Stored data

☆ ☆ ☆

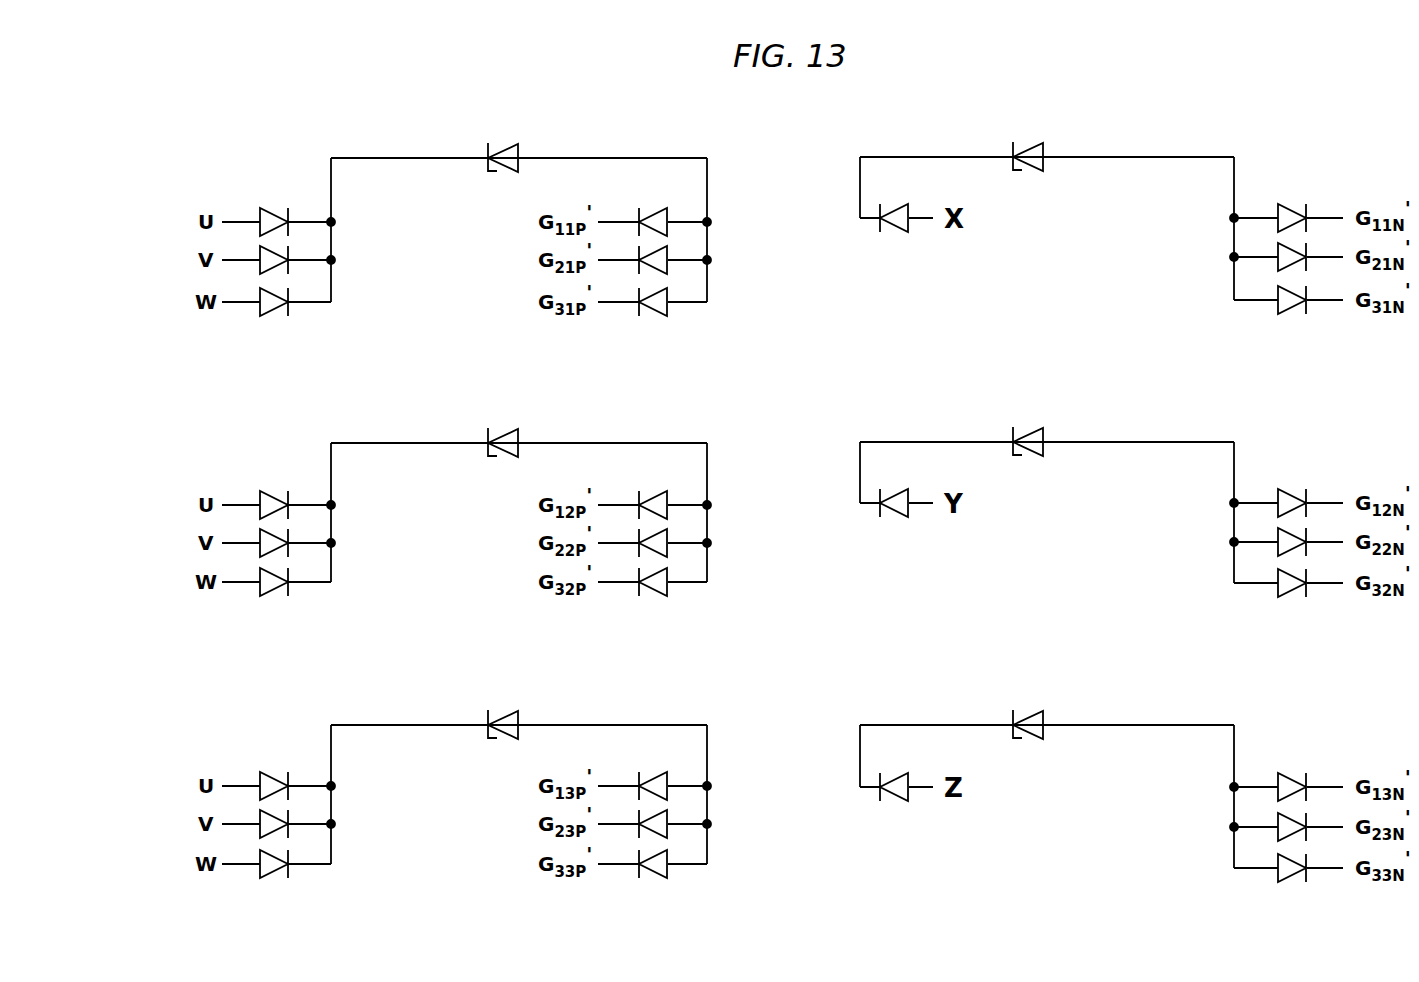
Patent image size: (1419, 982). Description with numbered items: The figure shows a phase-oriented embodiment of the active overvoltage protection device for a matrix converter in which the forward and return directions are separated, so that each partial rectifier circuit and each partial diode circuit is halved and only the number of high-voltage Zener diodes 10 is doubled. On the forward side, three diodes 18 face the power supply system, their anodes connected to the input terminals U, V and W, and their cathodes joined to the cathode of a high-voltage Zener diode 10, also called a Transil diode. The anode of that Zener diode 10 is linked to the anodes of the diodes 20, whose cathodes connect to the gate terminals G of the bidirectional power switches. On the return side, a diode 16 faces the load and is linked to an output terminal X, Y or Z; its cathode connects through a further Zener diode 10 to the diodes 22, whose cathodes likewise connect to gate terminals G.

The high-voltage Zener diode 10 is at (503, 144).
The diode 16 is at (896, 485).
The diode 18 is at (278, 524).
The diode 20 is at (654, 523).
The diode 22 is at (1286, 526).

☆ ☆ ☆

GIVEN TASK:
Render the material as a numbered list, leaving out any blank lines and the picture.

SOLUTION:
1. Patent image size: (1419, 982). Description with numbered items: The figure shows a phase-oriented embodiment of the active overvoltage protection device for a matrix converter in which the forward and return directions are separated, so that each partial rectifier circuit and each partial diode circuit is halved and only the number of high-voltage Zener diodes 10 is doubled. On the forward side, three diodes 18 face the power supply system, their anodes connected to the input terminals U, V and W, and their cathodes joined to the cathode of a high-voltage Zener diode 10, also called a Transil diode. The anode of that Zener diode 10 is linked to the anodes of the diodes 20, whose cathodes connect to the gate terminals G of the bidirectional power switches. On the return side, a diode 16 faces the load and is linked to an output terminal X, Y or Z; its cathode connects through a further Zener diode 10 to the diodes 22, whose cathodes likewise connect to gate terminals G.
2. The high-voltage Zener diode 10 is at (503, 144).
3. The diode 16 is at (896, 485).
4. The diode 18 is at (278, 524).
5. The diode 20 is at (654, 523).
6. The diode 22 is at (1286, 526).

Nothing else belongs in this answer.